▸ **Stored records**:
·····

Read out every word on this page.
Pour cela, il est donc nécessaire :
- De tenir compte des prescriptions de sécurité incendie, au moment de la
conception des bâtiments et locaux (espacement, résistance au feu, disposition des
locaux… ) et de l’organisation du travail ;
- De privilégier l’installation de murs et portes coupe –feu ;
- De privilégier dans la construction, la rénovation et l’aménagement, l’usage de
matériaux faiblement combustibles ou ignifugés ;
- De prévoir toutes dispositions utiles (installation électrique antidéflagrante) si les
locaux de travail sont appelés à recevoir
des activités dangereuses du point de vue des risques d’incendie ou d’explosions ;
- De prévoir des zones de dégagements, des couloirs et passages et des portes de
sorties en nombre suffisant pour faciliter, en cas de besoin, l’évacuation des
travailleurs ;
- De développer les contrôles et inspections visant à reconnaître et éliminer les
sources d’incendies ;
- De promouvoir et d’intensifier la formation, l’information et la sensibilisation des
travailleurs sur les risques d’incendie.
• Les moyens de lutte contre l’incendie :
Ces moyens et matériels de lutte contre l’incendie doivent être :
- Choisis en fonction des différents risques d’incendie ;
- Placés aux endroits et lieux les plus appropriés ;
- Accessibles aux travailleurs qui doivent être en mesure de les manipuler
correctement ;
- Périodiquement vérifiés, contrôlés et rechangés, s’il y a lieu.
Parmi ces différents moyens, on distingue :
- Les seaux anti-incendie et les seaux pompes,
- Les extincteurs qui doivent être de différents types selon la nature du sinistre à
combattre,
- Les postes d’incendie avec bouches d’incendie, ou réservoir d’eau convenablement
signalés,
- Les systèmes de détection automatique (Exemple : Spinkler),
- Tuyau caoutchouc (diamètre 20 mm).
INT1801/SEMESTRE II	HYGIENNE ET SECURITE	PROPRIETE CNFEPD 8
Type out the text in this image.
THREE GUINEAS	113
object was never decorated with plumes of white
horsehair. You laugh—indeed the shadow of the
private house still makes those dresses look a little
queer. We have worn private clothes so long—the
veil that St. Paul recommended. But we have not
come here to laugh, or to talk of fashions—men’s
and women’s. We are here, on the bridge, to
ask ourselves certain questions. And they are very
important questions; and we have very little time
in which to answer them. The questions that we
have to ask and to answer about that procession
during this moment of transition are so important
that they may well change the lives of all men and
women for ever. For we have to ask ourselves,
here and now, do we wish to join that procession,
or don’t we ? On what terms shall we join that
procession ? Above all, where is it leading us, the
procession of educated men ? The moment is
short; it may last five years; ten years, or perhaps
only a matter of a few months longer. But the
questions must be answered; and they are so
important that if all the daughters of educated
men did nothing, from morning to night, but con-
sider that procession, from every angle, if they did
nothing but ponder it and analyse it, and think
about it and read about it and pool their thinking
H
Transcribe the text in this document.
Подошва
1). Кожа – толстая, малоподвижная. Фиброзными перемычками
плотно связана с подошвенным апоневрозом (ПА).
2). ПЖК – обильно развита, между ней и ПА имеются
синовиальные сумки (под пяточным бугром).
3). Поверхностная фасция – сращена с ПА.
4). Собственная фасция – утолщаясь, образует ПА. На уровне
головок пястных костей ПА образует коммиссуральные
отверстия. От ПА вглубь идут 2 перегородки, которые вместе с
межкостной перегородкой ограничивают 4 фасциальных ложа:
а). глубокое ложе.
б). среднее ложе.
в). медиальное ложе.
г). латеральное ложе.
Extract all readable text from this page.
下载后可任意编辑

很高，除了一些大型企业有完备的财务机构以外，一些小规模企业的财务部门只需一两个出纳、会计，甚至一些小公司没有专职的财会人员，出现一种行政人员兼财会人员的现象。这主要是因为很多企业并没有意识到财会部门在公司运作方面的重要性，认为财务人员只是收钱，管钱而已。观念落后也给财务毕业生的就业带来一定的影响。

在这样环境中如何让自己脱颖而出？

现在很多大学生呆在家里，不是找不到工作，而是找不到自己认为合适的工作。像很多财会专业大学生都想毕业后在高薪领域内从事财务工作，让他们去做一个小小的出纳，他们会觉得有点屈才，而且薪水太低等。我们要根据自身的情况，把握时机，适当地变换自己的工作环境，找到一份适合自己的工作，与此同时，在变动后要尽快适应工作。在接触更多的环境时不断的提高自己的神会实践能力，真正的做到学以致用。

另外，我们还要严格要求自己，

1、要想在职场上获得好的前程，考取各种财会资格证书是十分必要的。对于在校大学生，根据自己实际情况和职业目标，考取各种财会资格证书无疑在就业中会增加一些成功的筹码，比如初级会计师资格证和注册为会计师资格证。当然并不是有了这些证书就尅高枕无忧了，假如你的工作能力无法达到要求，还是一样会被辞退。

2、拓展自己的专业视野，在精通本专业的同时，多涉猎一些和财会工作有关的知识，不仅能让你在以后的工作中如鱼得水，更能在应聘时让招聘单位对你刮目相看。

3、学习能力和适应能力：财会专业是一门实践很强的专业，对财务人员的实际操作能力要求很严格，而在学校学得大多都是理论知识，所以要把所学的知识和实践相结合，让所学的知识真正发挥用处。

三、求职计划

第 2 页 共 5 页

·····

Return every record, word for word.

Read out every word on this page.
Pour cela, il est donc nécessaire :
- De tenir compte des prescriptions de sécurité incendie, au moment de la
conception des bâtiments et locaux (espacement, résistance au feu, disposition des
locaux… ) et de l’organisation du travail ;
- De privilégier l’installation de murs et portes coupe –feu ;
- De privilégier dans la construction, la rénovation et l’aménagement, l’usage de
matériaux faiblement combustibles ou ignifugés ;
- De prévoir toutes dispositions utiles (installation électrique antidéflagrante) si les
locaux de travail sont appelés à recevoir
des activités dangereuses du point de vue des risques d’incendie ou d’explosions ;
- De prévoir des zones de dégagements, des couloirs et passages et des portes de
sorties en nombre suffisant pour faciliter, en cas de besoin, l’évacuation des
travailleurs ;
- De développer les contrôles et inspections visant à reconnaître et éliminer les
sources d’incendies ;
- De promouvoir et d’intensifier la formation, l’information et la sensibilisation des
travailleurs sur les risques d’incendie.
• Les moyens de lutte contre l’incendie :
Ces moyens et matériels de lutte contre l’incendie doivent être :
- Choisis en fonction des différents risques d’incendie ;
- Placés aux endroits et lieux les plus appropriés ;
- Accessibles aux travailleurs qui doivent être en mesure de les manipuler
correctement ;
- Périodiquement vérifiés, contrôlés et rechangés, s’il y a lieu.
Parmi ces différents moyens, on distingue :
- Les seaux anti-incendie et les seaux pompes,
- Les extincteurs qui doivent être de différents types selon la nature du sinistre à
combattre,
- Les postes d’incendie avec bouches d’incendie, ou réservoir d’eau convenablement
signalés,
- Les systèmes de détection automatique (Exemple : Spinkler),
- Tuyau caoutchouc (diamètre 20 mm).
INT1801/SEMESTRE II	HYGIENNE ET SECURITE	PROPRIETE CNFEPD 8
Type out the text in this image.
THREE GUINEAS	113
object was never decorated with plumes of white
horsehair. You laugh—indeed the shadow of the
private house still makes those dresses look a little
queer. We have worn private clothes so long—the
veil that St. Paul recommended. But we have not
come here to laugh, or to talk of fashions—men’s
and women’s. We are here, on the bridge, to
ask ourselves certain questions. And they are very
important questions; and we have very little time
in which to answer them. The questions that we
have to ask and to answer about that procession
during this moment of transition are so important
that they may well change the lives of all men and
women for ever. For we have to ask ourselves,
here and now, do we wish to join that procession,
or don’t we ? On what terms shall we join that
procession ? Above all, where is it leading us, the
procession of educated men ? The moment is
short; it may last five years; ten years, or perhaps
only a matter of a few months longer. But the
questions must be answered; and they are so
important that if all the daughters of educated
men did nothing, from morning to night, but con-
sider that procession, from every angle, if they did
nothing but ponder it and analyse it, and think
about it and read about it and pool their thinking
H
Transcribe the text in this document.
Подошва
1). Кожа – толстая, малоподвижная. Фиброзными перемычками
плотно связана с подошвенным апоневрозом (ПА).
2). ПЖК – обильно развита, между ней и ПА имеются
синовиальные сумки (под пяточным бугром).
3). Поверхностная фасция – сращена с ПА.
4). Собственная фасция – утолщаясь, образует ПА. На уровне
головок пястных костей ПА образует коммиссуральные
отверстия. От ПА вглубь идут 2 перегородки, которые вместе с
межкостной перегородкой ограничивают 4 фасциальных ложа:
а). глубокое ложе.
б). среднее ложе.
в). медиальное ложе.
г). латеральное ложе.
Extract all readable text from this page.
下载后可任意编辑

很高，除了一些大型企业有完备的财务机构以外，一些小规模企业的财务部门只需一两个出纳、会计，甚至一些小公司没有专职的财会人员，出现一种行政人员兼财会人员的现象。这主要是因为很多企业并没有意识到财会部门在公司运作方面的重要性，认为财务人员只是收钱，管钱而已。观念落后也给财务毕业生的就业带来一定的影响。

在这样环境中如何让自己脱颖而出？

现在很多大学生呆在家里，不是找不到工作，而是找不到自己认为合适的工作。像很多财会专业大学生都想毕业后在高薪领域内从事财务工作，让他们去做一个小小的出纳，他们会觉得有点屈才，而且薪水太低等。我们要根据自身的情况，把握时机，适当地变换自己的工作环境，找到一份适合自己的工作，与此同时，在变动后要尽快适应工作。在接触更多的环境时不断的提高自己的神会实践能力，真正的做到学以致用。

另外，我们还要严格要求自己，

1、要想在职场上获得好的前程，考取各种财会资格证书是十分必要的。对于在校大学生，根据自己实际情况和职业目标，考取各种财会资格证书无疑在就业中会增加一些成功的筹码，比如初级会计师资格证和注册为会计师资格证。当然并不是有了这些证书就尅高枕无忧了，假如你的工作能力无法达到要求，还是一样会被辞退。

2、拓展自己的专业视野，在精通本专业的同时，多涉猎一些和财会工作有关的知识，不仅能让你在以后的工作中如鱼得水，更能在应聘时让招聘单位对你刮目相看。

3、学习能力和适应能力：财会专业是一门实践很强的专业，对财务人员的实际操作能力要求很严格，而在学校学得大多都是理论知识，所以要把所学的知识和实践相结合，让所学的知识真正发挥用处。

三、求职计划

第 2 页 共 5 页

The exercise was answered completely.